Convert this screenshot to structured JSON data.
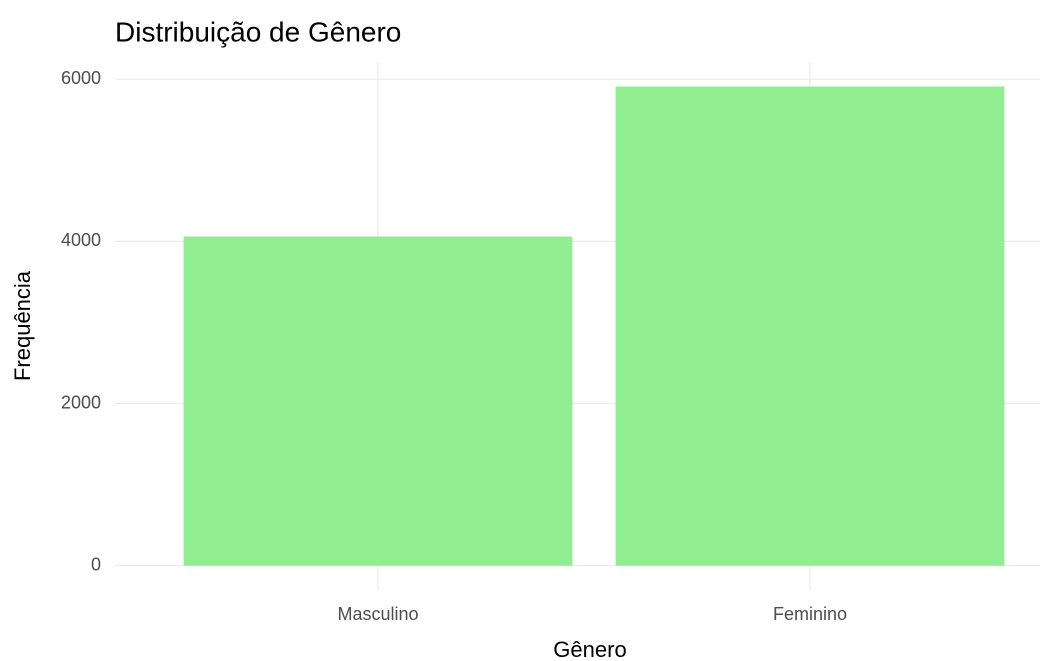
{
  "chart_data": {
    "type": "bar",
    "title": "Distribuição de Gênero",
    "x_label": "Gênero",
    "y_label": "Frequência",
    "categories": [
      "Masculino",
      "Feminino"
    ],
    "values": [
      4060,
      5910
    ],
    "color": "#90ee90",
    "ylim": [
      -300,
      6200
    ],
    "yticks": [
      0,
      2000,
      4000,
      6000
    ],
    "grid": true
  }
}
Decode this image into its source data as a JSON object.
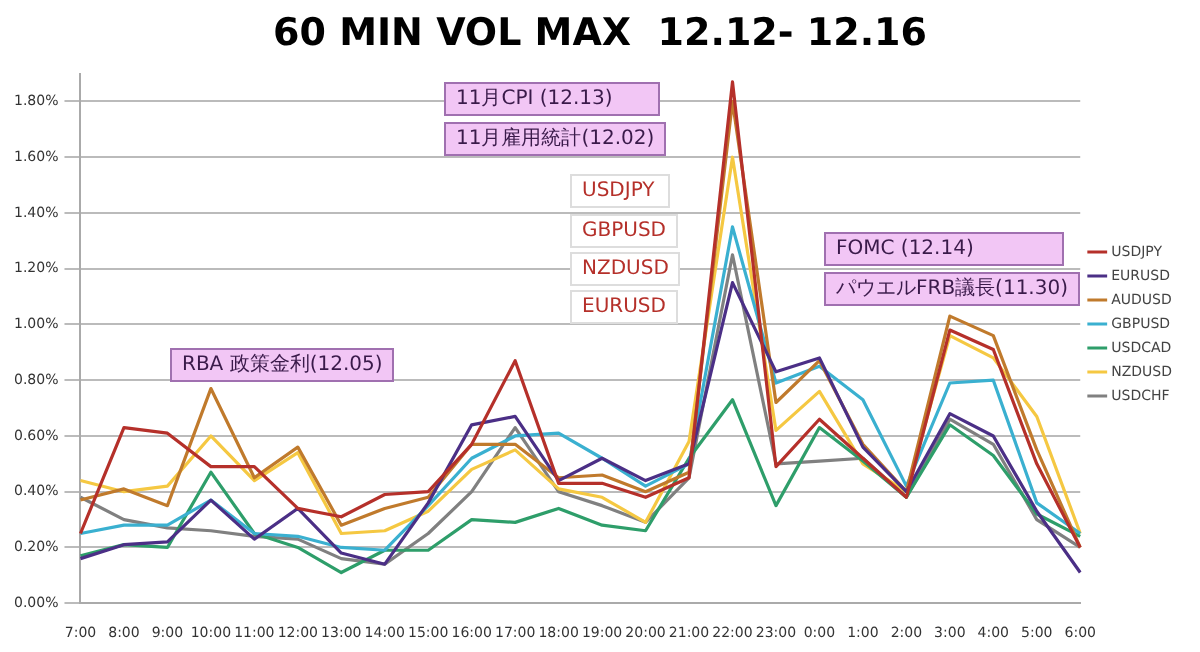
{
  "chart_data": {
    "type": "line",
    "title": "60 MIN VOL MAX  12.12- 12.16",
    "categories": [
      "7:00",
      "8:00",
      "9:00",
      "10:00",
      "11:00",
      "12:00",
      "13:00",
      "14:00",
      "15:00",
      "16:00",
      "17:00",
      "18:00",
      "19:00",
      "20:00",
      "21:00",
      "22:00",
      "23:00",
      "0:00",
      "1:00",
      "2:00",
      "3:00",
      "4:00",
      "5:00",
      "6:00"
    ],
    "series": [
      {
        "name": "USDJPY",
        "color": "#b5302a",
        "values": [
          0.25,
          0.63,
          0.61,
          0.49,
          0.49,
          0.34,
          0.31,
          0.39,
          0.4,
          0.57,
          0.87,
          0.43,
          0.43,
          0.38,
          0.45,
          1.87,
          0.49,
          0.66,
          0.52,
          0.38,
          0.98,
          0.91,
          0.5,
          0.2
        ]
      },
      {
        "name": "EURUSD",
        "color": "#4b2f86",
        "values": [
          0.16,
          0.21,
          0.22,
          0.37,
          0.23,
          0.34,
          0.18,
          0.14,
          0.36,
          0.64,
          0.67,
          0.44,
          0.52,
          0.44,
          0.5,
          1.15,
          0.83,
          0.88,
          0.56,
          0.4,
          0.68,
          0.6,
          0.33,
          0.11
        ]
      },
      {
        "name": "AUDUSD",
        "color": "#c07a2c",
        "values": [
          0.37,
          0.41,
          0.35,
          0.77,
          0.45,
          0.56,
          0.28,
          0.34,
          0.38,
          0.57,
          0.57,
          0.45,
          0.46,
          0.4,
          0.47,
          1.8,
          0.72,
          0.87,
          0.57,
          0.4,
          1.03,
          0.96,
          0.55,
          0.2
        ]
      },
      {
        "name": "GBPUSD",
        "color": "#3ab0d0",
        "values": [
          0.25,
          0.28,
          0.28,
          0.37,
          0.25,
          0.24,
          0.2,
          0.19,
          0.35,
          0.52,
          0.6,
          0.61,
          0.52,
          0.42,
          0.5,
          1.35,
          0.79,
          0.85,
          0.73,
          0.42,
          0.79,
          0.8,
          0.36,
          0.25
        ]
      },
      {
        "name": "USDCAD",
        "color": "#2e9e6a",
        "values": [
          0.17,
          0.21,
          0.2,
          0.47,
          0.25,
          0.2,
          0.11,
          0.19,
          0.19,
          0.3,
          0.29,
          0.34,
          0.28,
          0.26,
          0.52,
          0.73,
          0.35,
          0.63,
          0.51,
          0.38,
          0.64,
          0.53,
          0.32,
          0.24
        ]
      },
      {
        "name": "NZDUSD",
        "color": "#f5c842",
        "values": [
          0.44,
          0.4,
          0.42,
          0.6,
          0.44,
          0.54,
          0.25,
          0.26,
          0.33,
          0.48,
          0.55,
          0.41,
          0.38,
          0.29,
          0.58,
          1.6,
          0.62,
          0.76,
          0.5,
          0.4,
          0.96,
          0.88,
          0.67,
          0.25
        ]
      },
      {
        "name": "USDCHF",
        "color": "#808080",
        "values": [
          0.38,
          0.3,
          0.27,
          0.26,
          0.24,
          0.23,
          0.16,
          0.14,
          0.25,
          0.4,
          0.63,
          0.4,
          0.35,
          0.29,
          0.45,
          1.25,
          0.5,
          0.51,
          0.52,
          0.38,
          0.66,
          0.57,
          0.3,
          0.2
        ]
      }
    ],
    "ylim": [
      0,
      1.9
    ],
    "yticks": [
      {
        "value": 0,
        "label": "0.00%"
      },
      {
        "value": 0.2,
        "label": "0.20%"
      },
      {
        "value": 0.4,
        "label": "0.40%"
      },
      {
        "value": 0.6,
        "label": "0.60%"
      },
      {
        "value": 0.8,
        "label": "0.80%"
      },
      {
        "value": 1.0,
        "label": "1.00%"
      },
      {
        "value": 1.2,
        "label": "1.20%"
      },
      {
        "value": 1.4,
        "label": "1.40%"
      },
      {
        "value": 1.6,
        "label": "1.60%"
      },
      {
        "value": 1.8,
        "label": "1.80%"
      }
    ],
    "grid": "y",
    "legend": "right",
    "marker": "none",
    "line_style": "solid",
    "annotations": [
      "RBA 政策金利(12.05)",
      "11月CPI (12.13)",
      "11月雇用統計(12.02)",
      "USDJPY",
      "GBPUSD",
      "NZDUSD",
      "EURUSD",
      "FOMC (12.14)",
      "パウエルFRB議長(11.30)"
    ]
  }
}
■ ■ ■ ■
Above are records with pictures; repeat the records exactly and leave the pictures out.

Convert this screenshot to structured JSON data.
{
  "chart_data": {
    "type": "bar",
    "title": "Distribuição de Gênero",
    "x_label": "Gênero",
    "y_label": "Frequência",
    "categories": [
      "Masculino",
      "Feminino"
    ],
    "values": [
      4060,
      5910
    ],
    "color": "#90ee90",
    "ylim": [
      -300,
      6200
    ],
    "yticks": [
      0,
      2000,
      4000,
      6000
    ],
    "grid": true
  }
}
Decode this image into its source data as a JSON object.
{
  "chart_data": {
    "type": "line",
    "title": "60 MIN VOL MAX  12.12- 12.16",
    "categories": [
      "7:00",
      "8:00",
      "9:00",
      "10:00",
      "11:00",
      "12:00",
      "13:00",
      "14:00",
      "15:00",
      "16:00",
      "17:00",
      "18:00",
      "19:00",
      "20:00",
      "21:00",
      "22:00",
      "23:00",
      "0:00",
      "1:00",
      "2:00",
      "3:00",
      "4:00",
      "5:00",
      "6:00"
    ],
    "series": [
      {
        "name": "USDJPY",
        "color": "#b5302a",
        "values": [
          0.25,
          0.63,
          0.61,
          0.49,
          0.49,
          0.34,
          0.31,
          0.39,
          0.4,
          0.57,
          0.87,
          0.43,
          0.43,
          0.38,
          0.45,
          1.87,
          0.49,
          0.66,
          0.52,
          0.38,
          0.98,
          0.91,
          0.5,
          0.2
        ]
      },
      {
        "name": "EURUSD",
        "color": "#4b2f86",
        "values": [
          0.16,
          0.21,
          0.22,
          0.37,
          0.23,
          0.34,
          0.18,
          0.14,
          0.36,
          0.64,
          0.67,
          0.44,
          0.52,
          0.44,
          0.5,
          1.15,
          0.83,
          0.88,
          0.56,
          0.4,
          0.68,
          0.6,
          0.33,
          0.11
        ]
      },
      {
        "name": "AUDUSD",
        "color": "#c07a2c",
        "values": [
          0.37,
          0.41,
          0.35,
          0.77,
          0.45,
          0.56,
          0.28,
          0.34,
          0.38,
          0.57,
          0.57,
          0.45,
          0.46,
          0.4,
          0.47,
          1.8,
          0.72,
          0.87,
          0.57,
          0.4,
          1.03,
          0.96,
          0.55,
          0.2
        ]
      },
      {
        "name": "GBPUSD",
        "color": "#3ab0d0",
        "values": [
          0.25,
          0.28,
          0.28,
          0.37,
          0.25,
          0.24,
          0.2,
          0.19,
          0.35,
          0.52,
          0.6,
          0.61,
          0.52,
          0.42,
          0.5,
          1.35,
          0.79,
          0.85,
          0.73,
          0.42,
          0.79,
          0.8,
          0.36,
          0.25
        ]
      },
      {
        "name": "USDCAD",
        "color": "#2e9e6a",
        "values": [
          0.17,
          0.21,
          0.2,
          0.47,
          0.25,
          0.2,
          0.11,
          0.19,
          0.19,
          0.3,
          0.29,
          0.34,
          0.28,
          0.26,
          0.52,
          0.73,
          0.35,
          0.63,
          0.51,
          0.38,
          0.64,
          0.53,
          0.32,
          0.24
        ]
      },
      {
        "name": "NZDUSD",
        "color": "#f5c842",
        "values": [
          0.44,
          0.4,
          0.42,
          0.6,
          0.44,
          0.54,
          0.25,
          0.26,
          0.33,
          0.48,
          0.55,
          0.41,
          0.38,
          0.29,
          0.58,
          1.6,
          0.62,
          0.76,
          0.5,
          0.4,
          0.96,
          0.88,
          0.67,
          0.25
        ]
      },
      {
        "name": "USDCHF",
        "color": "#808080",
        "values": [
          0.38,
          0.3,
          0.27,
          0.26,
          0.24,
          0.23,
          0.16,
          0.14,
          0.25,
          0.4,
          0.63,
          0.4,
          0.35,
          0.29,
          0.45,
          1.25,
          0.5,
          0.51,
          0.52,
          0.38,
          0.66,
          0.57,
          0.3,
          0.2
        ]
      }
    ],
    "ylim": [
      0,
      1.9
    ],
    "yticks": [
      {
        "value": 0,
        "label": "0.00%"
      },
      {
        "value": 0.2,
        "label": "0.20%"
      },
      {
        "value": 0.4,
        "label": "0.40%"
      },
      {
        "value": 0.6,
        "label": "0.60%"
      },
      {
        "value": 0.8,
        "label": "0.80%"
      },
      {
        "value": 1.0,
        "label": "1.00%"
      },
      {
        "value": 1.2,
        "label": "1.20%"
      },
      {
        "value": 1.4,
        "label": "1.40%"
      },
      {
        "value": 1.6,
        "label": "1.60%"
      },
      {
        "value": 1.8,
        "label": "1.80%"
      }
    ],
    "grid": "y",
    "legend": "right",
    "marker": "none",
    "line_style": "solid",
    "annotations": [
      "RBA 政策金利(12.05)",
      "11月CPI (12.13)",
      "11月雇用統計(12.02)",
      "USDJPY",
      "GBPUSD",
      "NZDUSD",
      "EURUSD",
      "FOMC (12.14)",
      "パウエルFRB議長(11.30)"
    ]
  }
}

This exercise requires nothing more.